— BEGIN Records provided —

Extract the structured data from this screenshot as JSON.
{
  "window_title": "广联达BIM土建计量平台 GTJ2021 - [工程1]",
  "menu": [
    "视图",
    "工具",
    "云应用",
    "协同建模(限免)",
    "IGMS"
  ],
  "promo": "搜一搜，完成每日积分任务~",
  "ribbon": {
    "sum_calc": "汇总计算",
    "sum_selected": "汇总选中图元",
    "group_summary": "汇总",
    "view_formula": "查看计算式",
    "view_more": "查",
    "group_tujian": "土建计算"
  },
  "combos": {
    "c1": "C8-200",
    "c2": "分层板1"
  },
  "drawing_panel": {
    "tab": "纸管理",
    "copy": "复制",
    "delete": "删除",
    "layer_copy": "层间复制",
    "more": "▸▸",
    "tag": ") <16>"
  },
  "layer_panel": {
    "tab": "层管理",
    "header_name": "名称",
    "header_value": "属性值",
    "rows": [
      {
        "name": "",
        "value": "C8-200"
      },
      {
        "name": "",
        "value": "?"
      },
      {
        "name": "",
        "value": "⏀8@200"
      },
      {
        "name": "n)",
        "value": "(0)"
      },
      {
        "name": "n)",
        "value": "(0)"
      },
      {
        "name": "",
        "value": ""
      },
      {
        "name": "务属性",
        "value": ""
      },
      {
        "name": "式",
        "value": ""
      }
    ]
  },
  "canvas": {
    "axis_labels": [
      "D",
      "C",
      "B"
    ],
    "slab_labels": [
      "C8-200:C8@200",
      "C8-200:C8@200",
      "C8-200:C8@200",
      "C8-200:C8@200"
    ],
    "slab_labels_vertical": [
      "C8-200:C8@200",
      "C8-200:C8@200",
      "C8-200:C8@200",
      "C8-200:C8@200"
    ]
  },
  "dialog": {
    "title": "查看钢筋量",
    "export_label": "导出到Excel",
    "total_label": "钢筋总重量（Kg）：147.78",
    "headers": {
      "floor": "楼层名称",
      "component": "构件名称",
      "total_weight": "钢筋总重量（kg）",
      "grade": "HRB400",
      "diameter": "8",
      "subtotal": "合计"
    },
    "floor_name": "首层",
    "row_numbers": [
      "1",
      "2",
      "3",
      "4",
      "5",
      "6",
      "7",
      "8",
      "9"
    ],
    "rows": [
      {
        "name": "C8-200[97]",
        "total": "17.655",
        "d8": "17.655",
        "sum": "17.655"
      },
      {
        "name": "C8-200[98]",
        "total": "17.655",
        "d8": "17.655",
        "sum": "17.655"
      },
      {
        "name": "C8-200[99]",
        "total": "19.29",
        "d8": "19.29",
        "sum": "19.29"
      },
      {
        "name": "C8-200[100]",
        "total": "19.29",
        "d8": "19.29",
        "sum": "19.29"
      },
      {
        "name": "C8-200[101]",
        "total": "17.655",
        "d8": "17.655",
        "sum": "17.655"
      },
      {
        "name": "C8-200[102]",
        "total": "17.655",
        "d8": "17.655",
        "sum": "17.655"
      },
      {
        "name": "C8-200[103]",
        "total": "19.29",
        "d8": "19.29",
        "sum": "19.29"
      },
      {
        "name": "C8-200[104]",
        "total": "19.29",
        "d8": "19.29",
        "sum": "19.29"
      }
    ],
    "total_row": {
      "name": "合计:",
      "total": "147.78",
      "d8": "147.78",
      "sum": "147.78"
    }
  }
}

— END Records provided —

— Written problem —
Every record shown above should be written out again exactly.

— Final result —
Extract the structured data from this screenshot as JSON.
{
  "window_title": "广联达BIM土建计量平台 GTJ2021 - [工程1]",
  "menu": [
    "视图",
    "工具",
    "云应用",
    "协同建模(限免)",
    "IGMS"
  ],
  "promo": "搜一搜，完成每日积分任务~",
  "ribbon": {
    "sum_calc": "汇总计算",
    "sum_selected": "汇总选中图元",
    "group_summary": "汇总",
    "view_formula": "查看计算式",
    "view_more": "查",
    "group_tujian": "土建计算"
  },
  "combos": {
    "c1": "C8-200",
    "c2": "分层板1"
  },
  "drawing_panel": {
    "tab": "纸管理",
    "copy": "复制",
    "delete": "删除",
    "layer_copy": "层间复制",
    "more": "▸▸",
    "tag": ") <16>"
  },
  "layer_panel": {
    "tab": "层管理",
    "header_name": "名称",
    "header_value": "属性值",
    "rows": [
      {
        "name": "",
        "value": "C8-200"
      },
      {
        "name": "",
        "value": "?"
      },
      {
        "name": "",
        "value": "⏀8@200"
      },
      {
        "name": "n)",
        "value": "(0)"
      },
      {
        "name": "n)",
        "value": "(0)"
      },
      {
        "name": "",
        "value": ""
      },
      {
        "name": "务属性",
        "value": ""
      },
      {
        "name": "式",
        "value": ""
      }
    ]
  },
  "canvas": {
    "axis_labels": [
      "D",
      "C",
      "B"
    ],
    "slab_labels": [
      "C8-200:C8@200",
      "C8-200:C8@200",
      "C8-200:C8@200",
      "C8-200:C8@200"
    ],
    "slab_labels_vertical": [
      "C8-200:C8@200",
      "C8-200:C8@200",
      "C8-200:C8@200",
      "C8-200:C8@200"
    ]
  },
  "dialog": {
    "title": "查看钢筋量",
    "export_label": "导出到Excel",
    "total_label": "钢筋总重量（Kg）：147.78",
    "headers": {
      "floor": "楼层名称",
      "component": "构件名称",
      "total_weight": "钢筋总重量（kg）",
      "grade": "HRB400",
      "diameter": "8",
      "subtotal": "合计"
    },
    "floor_name": "首层",
    "row_numbers": [
      "1",
      "2",
      "3",
      "4",
      "5",
      "6",
      "7",
      "8",
      "9"
    ],
    "rows": [
      {
        "name": "C8-200[97]",
        "total": "17.655",
        "d8": "17.655",
        "sum": "17.655"
      },
      {
        "name": "C8-200[98]",
        "total": "17.655",
        "d8": "17.655",
        "sum": "17.655"
      },
      {
        "name": "C8-200[99]",
        "total": "19.29",
        "d8": "19.29",
        "sum": "19.29"
      },
      {
        "name": "C8-200[100]",
        "total": "19.29",
        "d8": "19.29",
        "sum": "19.29"
      },
      {
        "name": "C8-200[101]",
        "total": "17.655",
        "d8": "17.655",
        "sum": "17.655"
      },
      {
        "name": "C8-200[102]",
        "total": "17.655",
        "d8": "17.655",
        "sum": "17.655"
      },
      {
        "name": "C8-200[103]",
        "total": "19.29",
        "d8": "19.29",
        "sum": "19.29"
      },
      {
        "name": "C8-200[104]",
        "total": "19.29",
        "d8": "19.29",
        "sum": "19.29"
      }
    ],
    "total_row": {
      "name": "合计:",
      "total": "147.78",
      "d8": "147.78",
      "sum": "147.78"
    }
  }
}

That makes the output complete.